━━ RECORDS FOR THIS EXERCISE ━━

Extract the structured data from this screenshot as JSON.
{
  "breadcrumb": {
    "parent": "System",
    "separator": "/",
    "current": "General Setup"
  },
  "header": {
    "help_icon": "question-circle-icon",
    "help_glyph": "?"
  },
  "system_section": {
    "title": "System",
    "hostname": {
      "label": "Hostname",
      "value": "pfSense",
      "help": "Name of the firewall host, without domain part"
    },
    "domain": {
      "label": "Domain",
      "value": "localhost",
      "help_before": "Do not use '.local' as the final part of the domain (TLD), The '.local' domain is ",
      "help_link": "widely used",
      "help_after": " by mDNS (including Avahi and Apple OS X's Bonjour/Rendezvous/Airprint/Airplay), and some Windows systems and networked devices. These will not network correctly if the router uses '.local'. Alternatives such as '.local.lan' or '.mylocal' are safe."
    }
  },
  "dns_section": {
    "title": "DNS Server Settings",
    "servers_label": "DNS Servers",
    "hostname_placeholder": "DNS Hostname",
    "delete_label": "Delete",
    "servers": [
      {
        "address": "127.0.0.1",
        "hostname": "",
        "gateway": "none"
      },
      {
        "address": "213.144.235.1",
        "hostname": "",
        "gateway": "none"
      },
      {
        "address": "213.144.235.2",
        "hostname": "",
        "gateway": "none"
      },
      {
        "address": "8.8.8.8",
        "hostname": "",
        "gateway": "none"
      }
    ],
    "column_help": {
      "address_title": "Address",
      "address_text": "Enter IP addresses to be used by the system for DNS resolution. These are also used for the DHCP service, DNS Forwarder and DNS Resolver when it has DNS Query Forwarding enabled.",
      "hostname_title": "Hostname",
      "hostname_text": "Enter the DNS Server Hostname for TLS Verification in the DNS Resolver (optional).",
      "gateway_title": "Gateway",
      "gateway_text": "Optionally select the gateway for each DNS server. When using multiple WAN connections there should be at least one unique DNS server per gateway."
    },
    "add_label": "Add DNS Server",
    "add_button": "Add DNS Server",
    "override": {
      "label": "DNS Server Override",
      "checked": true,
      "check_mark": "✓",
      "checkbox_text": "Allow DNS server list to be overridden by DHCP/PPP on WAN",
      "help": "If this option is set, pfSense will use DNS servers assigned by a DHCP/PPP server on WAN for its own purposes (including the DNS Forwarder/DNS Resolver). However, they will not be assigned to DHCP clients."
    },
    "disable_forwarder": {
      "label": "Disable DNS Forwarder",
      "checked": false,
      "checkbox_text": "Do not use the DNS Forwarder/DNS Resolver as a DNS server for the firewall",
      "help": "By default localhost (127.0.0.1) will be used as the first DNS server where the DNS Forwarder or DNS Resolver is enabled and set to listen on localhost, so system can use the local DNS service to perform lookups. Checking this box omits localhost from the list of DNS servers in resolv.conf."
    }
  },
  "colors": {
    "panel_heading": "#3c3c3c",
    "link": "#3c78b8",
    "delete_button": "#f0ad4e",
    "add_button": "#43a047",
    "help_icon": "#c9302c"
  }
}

━━━

[PROBLEM TO WORK ON] Search the entries for the word "pfSense", then list each line that holds it.

[ANSWER TO THE EXERCISE]
      "value": "pfSense",
      "help": "If this option is set, pfSense will use DNS servers assigned by a DHCP/PPP server on WAN for its own purposes (including the DNS Forwarder/DNS Resolver). However, they will not be assigned to DHCP clients."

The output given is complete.